■ Problem to solve
Take every line from the material that has the word "경기결과" in it.

■ Information shown
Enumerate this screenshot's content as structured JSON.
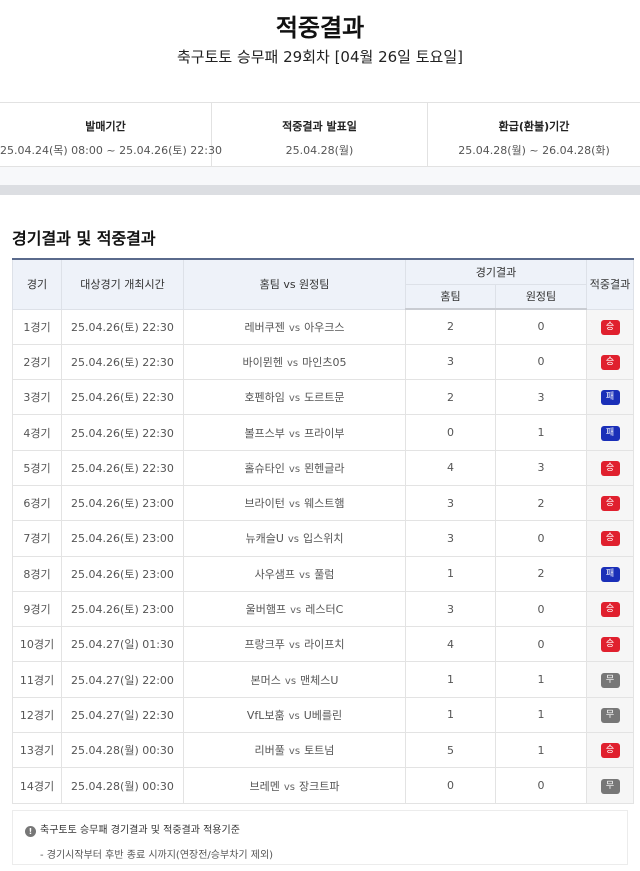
{
  "header": {
    "title": "적중결과",
    "subtitle": "축구토토 승무패 29회차 [04월 26일 토요일]"
  },
  "info": [
    {
      "label": "발매기간",
      "value": "25.04.24(목) 08:00 ~ 25.04.26(토) 22:30"
    },
    {
      "label": "적중결과 발표일",
      "value": "25.04.28(월)"
    },
    {
      "label": "환급(환불)기간",
      "value": "25.04.28(월) ~ 26.04.28(화)"
    }
  ],
  "section_title": "경기결과 및 적중결과",
  "table": {
    "headers": {
      "game": "경기",
      "time": "대상경기 개최시간",
      "teams": "홈팀 vs 원정팀",
      "result_group": "경기결과",
      "home": "홈팀",
      "away": "원정팀",
      "hit": "적중결과"
    },
    "vs": "vs",
    "rows": [
      {
        "game": "1경기",
        "time": "25.04.26(토) 22:30",
        "home_team": "레버쿠젠",
        "away_team": "아우크스",
        "home_score": "2",
        "away_score": "0",
        "result": "승",
        "type": "win"
      },
      {
        "game": "2경기",
        "time": "25.04.26(토) 22:30",
        "home_team": "바이뮌헨",
        "away_team": "마인츠05",
        "home_score": "3",
        "away_score": "0",
        "result": "승",
        "type": "win"
      },
      {
        "game": "3경기",
        "time": "25.04.26(토) 22:30",
        "home_team": "호펜하임",
        "away_team": "도르트문",
        "home_score": "2",
        "away_score": "3",
        "result": "패",
        "type": "lose"
      },
      {
        "game": "4경기",
        "time": "25.04.26(토) 22:30",
        "home_team": "볼프스부",
        "away_team": "프라이부",
        "home_score": "0",
        "away_score": "1",
        "result": "패",
        "type": "lose"
      },
      {
        "game": "5경기",
        "time": "25.04.26(토) 22:30",
        "home_team": "홀슈타인",
        "away_team": "묀헨글라",
        "home_score": "4",
        "away_score": "3",
        "result": "승",
        "type": "win"
      },
      {
        "game": "6경기",
        "time": "25.04.26(토) 23:00",
        "home_team": "브라이턴",
        "away_team": "웨스트햄",
        "home_score": "3",
        "away_score": "2",
        "result": "승",
        "type": "win"
      },
      {
        "game": "7경기",
        "time": "25.04.26(토) 23:00",
        "home_team": "뉴캐슬U",
        "away_team": "입스위치",
        "home_score": "3",
        "away_score": "0",
        "result": "승",
        "type": "win"
      },
      {
        "game": "8경기",
        "time": "25.04.26(토) 23:00",
        "home_team": "사우샘프",
        "away_team": "풀럼",
        "home_score": "1",
        "away_score": "2",
        "result": "패",
        "type": "lose"
      },
      {
        "game": "9경기",
        "time": "25.04.26(토) 23:00",
        "home_team": "울버햄프",
        "away_team": "레스터C",
        "home_score": "3",
        "away_score": "0",
        "result": "승",
        "type": "win"
      },
      {
        "game": "10경기",
        "time": "25.04.27(일) 01:30",
        "home_team": "프랑크푸",
        "away_team": "라이프치",
        "home_score": "4",
        "away_score": "0",
        "result": "승",
        "type": "win"
      },
      {
        "game": "11경기",
        "time": "25.04.27(일) 22:00",
        "home_team": "본머스",
        "away_team": "맨체스U",
        "home_score": "1",
        "away_score": "1",
        "result": "무",
        "type": "draw"
      },
      {
        "game": "12경기",
        "time": "25.04.27(일) 22:30",
        "home_team": "VfL보훔",
        "away_team": "U베를린",
        "home_score": "1",
        "away_score": "1",
        "result": "무",
        "type": "draw"
      },
      {
        "game": "13경기",
        "time": "25.04.28(월) 00:30",
        "home_team": "리버풀",
        "away_team": "토트넘",
        "home_score": "5",
        "away_score": "1",
        "result": "승",
        "type": "win"
      },
      {
        "game": "14경기",
        "time": "25.04.28(월) 00:30",
        "home_team": "브레멘",
        "away_team": "장크트파",
        "home_score": "0",
        "away_score": "0",
        "result": "무",
        "type": "draw"
      }
    ]
  },
  "note": {
    "icon": "exclamation-icon",
    "icon_glyph": "!",
    "title": "축구토토 승무패 경기결과 및 적중결과 적용기준",
    "text": "- 경기시작부터 후반 종료 시까지(연장전/승부차기 제외)"
  },
  "colors": {
    "win": "#e0202e",
    "lose": "#1a2fb8",
    "draw": "#777777"
  }
}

■ Reply
  "section_title": "경기결과 및 적중결과",
      "result_group": "경기결과",
    "title": "축구토토 승무패 경기결과 및 적중결과 적용기준",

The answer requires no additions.